§ Text block:
——————————
Item 31. Business and Other Connections of the Investment Adviser

WisdomTree Asset Management, Inc. ("WTAM"), 250 West 34th Street, 3rd Floor, New York, New York 10119, a wholly-owned subsidiary of WisdomTree, Inc. (formerly, WisdomTree Investments, Inc.), is a registered investment adviser and serves as investment adviser for each series of the Trust. The description of WTAM under the caption of "Management-Investment Adviser" in the Prospectus and under the caption "Management of the Trust" in the Statement of Additional Information constituting Parts A and B, respectively, of this Registration Statement are incorporated herein by reference.

Each of the directors and officers of WTAM also will generally have substantial responsibilities (as noted below) as directors and/or officers of WisdomTree, Inc., 250 West 34th Street, 3rd Floor, New York, New York 10119. To the knowledge of the Registrant, except as set forth below or otherwise disclosed in the Prospectus or Statement of Additional Information as noted above, none of the directors or executive officers of WTAM is or has been at any time during the past two fiscal years engaged in any other business, profession, vocation or employment of a substantial nature.
——————————
§ Dataset excerpts:
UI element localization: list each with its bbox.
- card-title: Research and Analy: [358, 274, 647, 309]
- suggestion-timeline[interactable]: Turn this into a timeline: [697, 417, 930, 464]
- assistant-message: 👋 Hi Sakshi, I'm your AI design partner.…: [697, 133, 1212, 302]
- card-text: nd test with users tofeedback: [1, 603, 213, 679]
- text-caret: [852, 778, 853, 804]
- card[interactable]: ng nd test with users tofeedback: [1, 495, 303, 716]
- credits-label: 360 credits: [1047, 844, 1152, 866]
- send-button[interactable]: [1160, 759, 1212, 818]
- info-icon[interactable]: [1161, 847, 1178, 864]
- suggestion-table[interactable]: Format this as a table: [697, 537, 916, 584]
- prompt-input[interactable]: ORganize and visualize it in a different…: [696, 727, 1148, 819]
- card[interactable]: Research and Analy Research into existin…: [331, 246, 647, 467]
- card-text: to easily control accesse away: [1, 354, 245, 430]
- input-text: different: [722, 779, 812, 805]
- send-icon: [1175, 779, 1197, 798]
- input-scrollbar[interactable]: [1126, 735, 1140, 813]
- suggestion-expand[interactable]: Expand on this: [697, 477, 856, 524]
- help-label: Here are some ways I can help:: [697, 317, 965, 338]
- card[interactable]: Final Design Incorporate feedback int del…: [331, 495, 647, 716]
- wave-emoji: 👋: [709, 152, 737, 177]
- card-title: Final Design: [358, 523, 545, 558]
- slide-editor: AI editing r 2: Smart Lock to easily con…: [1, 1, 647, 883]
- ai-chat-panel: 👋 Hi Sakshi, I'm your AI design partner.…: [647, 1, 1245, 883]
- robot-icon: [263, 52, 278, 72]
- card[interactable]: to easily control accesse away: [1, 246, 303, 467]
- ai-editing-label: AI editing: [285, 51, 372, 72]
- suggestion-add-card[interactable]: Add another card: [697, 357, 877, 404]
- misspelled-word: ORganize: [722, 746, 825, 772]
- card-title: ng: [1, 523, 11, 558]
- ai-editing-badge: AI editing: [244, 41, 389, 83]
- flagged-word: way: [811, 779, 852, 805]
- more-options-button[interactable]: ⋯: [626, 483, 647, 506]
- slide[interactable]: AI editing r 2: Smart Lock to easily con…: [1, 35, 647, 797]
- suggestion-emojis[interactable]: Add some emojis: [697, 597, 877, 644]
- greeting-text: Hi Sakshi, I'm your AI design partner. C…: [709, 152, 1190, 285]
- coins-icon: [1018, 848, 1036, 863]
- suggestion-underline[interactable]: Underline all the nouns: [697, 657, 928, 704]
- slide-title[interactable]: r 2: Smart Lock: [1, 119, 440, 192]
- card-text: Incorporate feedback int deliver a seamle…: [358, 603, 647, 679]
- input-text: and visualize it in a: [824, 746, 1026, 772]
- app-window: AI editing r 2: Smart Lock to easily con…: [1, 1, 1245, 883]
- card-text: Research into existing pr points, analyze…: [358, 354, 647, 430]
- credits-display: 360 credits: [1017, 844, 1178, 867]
——————————
§ Problem details: Can you carry on the passage about WisdomTree Asset Management's business connections, starting right after its last sentence?

§ The answer:
Name

Position with WTAM

Principal Business(es)

During Last Two Fiscal Years

Jonathan Steinberg Chief Executive Officer and Director Dual officer/director of WisdomTree, Inc.
Peter M. Ziemba Senior Advisor to the Chief Executive Officer, Chief Administrative Officer, and Director Dual officer of WisdomTree, Inc.
Bryan Edmiston Chief Financial Officer and Treasurer Dual officer of WisdomTree, Inc.
Marci Frankenthaler Chief Legal Officer and Secretary Dual officer of WisdomTree, Inc.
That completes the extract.